● The problem:
Lift every line from the entries that includes the word "regulacją".

● Given entries:
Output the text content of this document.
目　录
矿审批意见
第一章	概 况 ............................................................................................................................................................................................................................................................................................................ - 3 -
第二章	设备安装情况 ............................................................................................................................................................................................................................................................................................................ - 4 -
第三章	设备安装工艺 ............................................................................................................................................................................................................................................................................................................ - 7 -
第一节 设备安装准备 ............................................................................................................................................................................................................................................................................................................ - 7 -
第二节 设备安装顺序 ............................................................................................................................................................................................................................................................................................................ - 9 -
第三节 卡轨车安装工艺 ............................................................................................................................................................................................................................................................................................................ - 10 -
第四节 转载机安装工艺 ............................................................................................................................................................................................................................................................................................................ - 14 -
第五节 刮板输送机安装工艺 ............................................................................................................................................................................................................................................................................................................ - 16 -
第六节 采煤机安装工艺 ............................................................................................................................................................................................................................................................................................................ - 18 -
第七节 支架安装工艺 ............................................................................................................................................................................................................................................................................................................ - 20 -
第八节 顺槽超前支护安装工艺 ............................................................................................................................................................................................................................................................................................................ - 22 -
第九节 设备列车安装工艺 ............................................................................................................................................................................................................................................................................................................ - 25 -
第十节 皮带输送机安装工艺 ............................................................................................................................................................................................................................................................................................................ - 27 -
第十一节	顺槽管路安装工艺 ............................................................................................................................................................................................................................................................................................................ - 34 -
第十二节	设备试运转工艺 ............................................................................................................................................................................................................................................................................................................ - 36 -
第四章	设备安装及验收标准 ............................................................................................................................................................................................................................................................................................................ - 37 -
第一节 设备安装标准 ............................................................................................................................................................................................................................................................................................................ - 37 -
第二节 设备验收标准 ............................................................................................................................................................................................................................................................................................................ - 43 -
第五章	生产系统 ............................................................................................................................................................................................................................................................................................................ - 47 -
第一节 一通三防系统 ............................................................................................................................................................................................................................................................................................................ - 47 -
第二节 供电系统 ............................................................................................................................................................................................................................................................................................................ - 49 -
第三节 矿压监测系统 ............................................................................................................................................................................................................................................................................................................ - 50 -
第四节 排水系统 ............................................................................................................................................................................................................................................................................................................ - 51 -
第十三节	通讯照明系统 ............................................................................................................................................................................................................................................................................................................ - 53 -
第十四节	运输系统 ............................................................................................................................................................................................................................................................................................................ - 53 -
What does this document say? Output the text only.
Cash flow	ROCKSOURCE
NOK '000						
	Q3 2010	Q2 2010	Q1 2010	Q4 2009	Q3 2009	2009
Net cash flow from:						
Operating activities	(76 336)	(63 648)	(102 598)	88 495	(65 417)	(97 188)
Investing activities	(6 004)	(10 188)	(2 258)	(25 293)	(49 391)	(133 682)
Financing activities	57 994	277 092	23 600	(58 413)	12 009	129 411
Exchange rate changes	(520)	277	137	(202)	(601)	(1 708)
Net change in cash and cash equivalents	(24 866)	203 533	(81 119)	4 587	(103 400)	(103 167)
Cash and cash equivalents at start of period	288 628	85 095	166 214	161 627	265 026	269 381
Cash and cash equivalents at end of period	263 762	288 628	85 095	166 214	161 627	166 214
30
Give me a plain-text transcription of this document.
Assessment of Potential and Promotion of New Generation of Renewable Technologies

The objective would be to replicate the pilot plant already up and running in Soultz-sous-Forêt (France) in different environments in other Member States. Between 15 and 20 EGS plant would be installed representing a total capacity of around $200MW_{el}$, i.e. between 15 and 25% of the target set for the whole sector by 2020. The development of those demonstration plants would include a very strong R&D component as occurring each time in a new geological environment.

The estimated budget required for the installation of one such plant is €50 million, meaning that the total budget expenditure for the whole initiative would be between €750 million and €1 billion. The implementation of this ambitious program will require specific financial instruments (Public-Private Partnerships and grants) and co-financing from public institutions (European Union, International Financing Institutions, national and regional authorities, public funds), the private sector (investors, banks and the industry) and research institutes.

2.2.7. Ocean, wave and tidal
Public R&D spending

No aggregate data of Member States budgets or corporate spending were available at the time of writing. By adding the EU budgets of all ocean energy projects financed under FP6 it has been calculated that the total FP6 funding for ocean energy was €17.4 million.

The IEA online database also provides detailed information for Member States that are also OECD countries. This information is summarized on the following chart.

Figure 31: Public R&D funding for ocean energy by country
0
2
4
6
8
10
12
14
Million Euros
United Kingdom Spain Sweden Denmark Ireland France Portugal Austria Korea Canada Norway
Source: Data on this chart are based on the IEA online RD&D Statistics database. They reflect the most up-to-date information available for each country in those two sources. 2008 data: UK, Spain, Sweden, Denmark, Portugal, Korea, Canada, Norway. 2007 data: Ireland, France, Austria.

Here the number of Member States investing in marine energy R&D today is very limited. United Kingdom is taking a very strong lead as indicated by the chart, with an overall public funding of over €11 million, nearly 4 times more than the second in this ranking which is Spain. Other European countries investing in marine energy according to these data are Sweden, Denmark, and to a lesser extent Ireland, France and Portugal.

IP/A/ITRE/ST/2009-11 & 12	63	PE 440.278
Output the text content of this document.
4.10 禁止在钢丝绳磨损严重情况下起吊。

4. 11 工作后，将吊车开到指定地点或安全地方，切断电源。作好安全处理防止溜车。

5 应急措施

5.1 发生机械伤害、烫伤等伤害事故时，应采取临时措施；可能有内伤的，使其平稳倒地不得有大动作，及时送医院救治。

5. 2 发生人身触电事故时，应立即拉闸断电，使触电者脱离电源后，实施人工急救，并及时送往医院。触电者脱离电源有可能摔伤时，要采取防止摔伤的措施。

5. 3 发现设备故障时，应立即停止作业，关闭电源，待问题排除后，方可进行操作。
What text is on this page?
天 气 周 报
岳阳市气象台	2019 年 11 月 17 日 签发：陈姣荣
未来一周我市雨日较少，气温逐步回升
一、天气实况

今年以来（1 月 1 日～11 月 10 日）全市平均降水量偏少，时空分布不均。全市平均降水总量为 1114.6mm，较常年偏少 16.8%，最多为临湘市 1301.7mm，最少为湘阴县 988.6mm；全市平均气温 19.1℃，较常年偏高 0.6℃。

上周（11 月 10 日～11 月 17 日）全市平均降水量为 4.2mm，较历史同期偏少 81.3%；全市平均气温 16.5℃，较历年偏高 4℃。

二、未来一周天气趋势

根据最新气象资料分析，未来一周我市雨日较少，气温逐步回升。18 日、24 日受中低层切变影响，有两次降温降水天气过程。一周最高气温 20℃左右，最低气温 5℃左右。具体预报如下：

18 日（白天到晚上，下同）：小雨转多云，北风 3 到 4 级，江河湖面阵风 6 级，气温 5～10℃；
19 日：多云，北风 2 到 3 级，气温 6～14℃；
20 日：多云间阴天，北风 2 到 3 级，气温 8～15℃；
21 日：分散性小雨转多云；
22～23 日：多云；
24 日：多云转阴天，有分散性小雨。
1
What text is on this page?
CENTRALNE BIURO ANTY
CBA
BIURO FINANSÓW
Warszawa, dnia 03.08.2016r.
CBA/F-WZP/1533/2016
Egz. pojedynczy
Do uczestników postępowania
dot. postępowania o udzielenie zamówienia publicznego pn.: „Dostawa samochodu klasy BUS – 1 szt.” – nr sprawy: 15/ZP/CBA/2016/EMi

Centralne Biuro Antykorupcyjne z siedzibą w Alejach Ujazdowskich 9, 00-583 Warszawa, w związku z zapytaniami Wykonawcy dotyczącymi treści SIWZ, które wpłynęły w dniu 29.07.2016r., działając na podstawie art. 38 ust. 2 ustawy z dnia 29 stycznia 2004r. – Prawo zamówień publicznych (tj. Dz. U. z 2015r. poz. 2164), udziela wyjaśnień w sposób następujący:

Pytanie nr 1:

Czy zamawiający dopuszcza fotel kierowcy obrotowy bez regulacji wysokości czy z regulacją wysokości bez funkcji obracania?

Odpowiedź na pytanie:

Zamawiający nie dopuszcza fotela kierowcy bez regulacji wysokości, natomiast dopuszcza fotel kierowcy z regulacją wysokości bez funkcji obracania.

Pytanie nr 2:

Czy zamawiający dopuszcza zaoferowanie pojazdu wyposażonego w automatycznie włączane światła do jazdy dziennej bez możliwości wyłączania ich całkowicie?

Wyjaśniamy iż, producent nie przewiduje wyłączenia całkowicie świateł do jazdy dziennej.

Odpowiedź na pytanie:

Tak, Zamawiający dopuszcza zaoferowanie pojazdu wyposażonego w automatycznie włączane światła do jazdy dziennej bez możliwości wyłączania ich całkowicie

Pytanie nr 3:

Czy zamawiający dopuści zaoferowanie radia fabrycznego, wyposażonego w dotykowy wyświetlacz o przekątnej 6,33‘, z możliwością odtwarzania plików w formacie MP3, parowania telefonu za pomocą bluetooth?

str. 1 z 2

● Result of this task:
Czy zamawiający dopuszcza fotel kierowcy obrotowy bez regulacji wysokości czy z regulacją wysokości bez funkcji obracania?
Zamawiający nie dopuszcza fotela kierowcy bez regulacji wysokości, natomiast dopuszcza fotel kierowcy z regulacją wysokości bez funkcji obracania.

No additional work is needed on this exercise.